- [Challenge]:
Copy each line containing the word "likes" from the records that follow, please.

[Stored data entries]

** start **

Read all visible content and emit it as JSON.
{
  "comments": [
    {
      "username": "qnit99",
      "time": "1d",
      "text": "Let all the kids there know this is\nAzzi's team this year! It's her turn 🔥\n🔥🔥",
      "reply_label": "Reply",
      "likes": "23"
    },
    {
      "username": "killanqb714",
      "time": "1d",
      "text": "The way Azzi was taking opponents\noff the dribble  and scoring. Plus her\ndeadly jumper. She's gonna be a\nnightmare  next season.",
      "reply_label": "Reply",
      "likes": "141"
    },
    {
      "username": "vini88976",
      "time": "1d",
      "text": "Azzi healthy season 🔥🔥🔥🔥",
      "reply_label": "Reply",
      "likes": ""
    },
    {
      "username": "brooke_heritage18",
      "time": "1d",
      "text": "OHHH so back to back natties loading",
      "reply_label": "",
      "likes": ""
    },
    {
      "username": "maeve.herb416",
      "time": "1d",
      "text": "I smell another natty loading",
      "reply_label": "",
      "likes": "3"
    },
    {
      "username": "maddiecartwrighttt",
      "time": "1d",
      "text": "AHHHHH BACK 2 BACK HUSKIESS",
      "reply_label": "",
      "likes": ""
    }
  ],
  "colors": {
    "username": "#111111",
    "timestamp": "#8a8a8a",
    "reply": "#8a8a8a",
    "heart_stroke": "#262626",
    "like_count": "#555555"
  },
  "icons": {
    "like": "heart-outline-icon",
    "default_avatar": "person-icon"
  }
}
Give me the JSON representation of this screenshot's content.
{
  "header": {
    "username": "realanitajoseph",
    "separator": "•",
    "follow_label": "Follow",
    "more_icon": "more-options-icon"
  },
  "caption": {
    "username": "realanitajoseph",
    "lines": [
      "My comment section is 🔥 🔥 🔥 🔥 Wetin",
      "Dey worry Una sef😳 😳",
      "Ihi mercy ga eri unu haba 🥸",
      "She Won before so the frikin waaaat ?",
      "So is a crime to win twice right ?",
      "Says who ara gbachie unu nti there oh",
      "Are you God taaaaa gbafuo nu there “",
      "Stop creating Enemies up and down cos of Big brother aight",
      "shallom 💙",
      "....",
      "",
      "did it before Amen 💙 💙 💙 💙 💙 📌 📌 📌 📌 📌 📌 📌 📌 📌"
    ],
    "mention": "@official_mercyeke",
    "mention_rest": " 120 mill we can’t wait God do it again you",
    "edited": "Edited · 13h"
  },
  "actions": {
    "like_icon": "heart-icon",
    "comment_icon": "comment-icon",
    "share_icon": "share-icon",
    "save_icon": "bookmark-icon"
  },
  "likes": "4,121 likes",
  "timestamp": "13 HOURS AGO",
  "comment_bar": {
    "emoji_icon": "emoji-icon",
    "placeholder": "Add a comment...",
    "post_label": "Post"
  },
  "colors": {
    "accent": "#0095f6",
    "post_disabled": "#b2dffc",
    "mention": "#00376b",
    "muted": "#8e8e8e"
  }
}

** end **

- [Task answer]:
      "likes": "23"
      "likes": "141"
      "likes": ""
      "likes": ""
      "likes": "3"
      "likes": ""
  "likes": "4,121 likes",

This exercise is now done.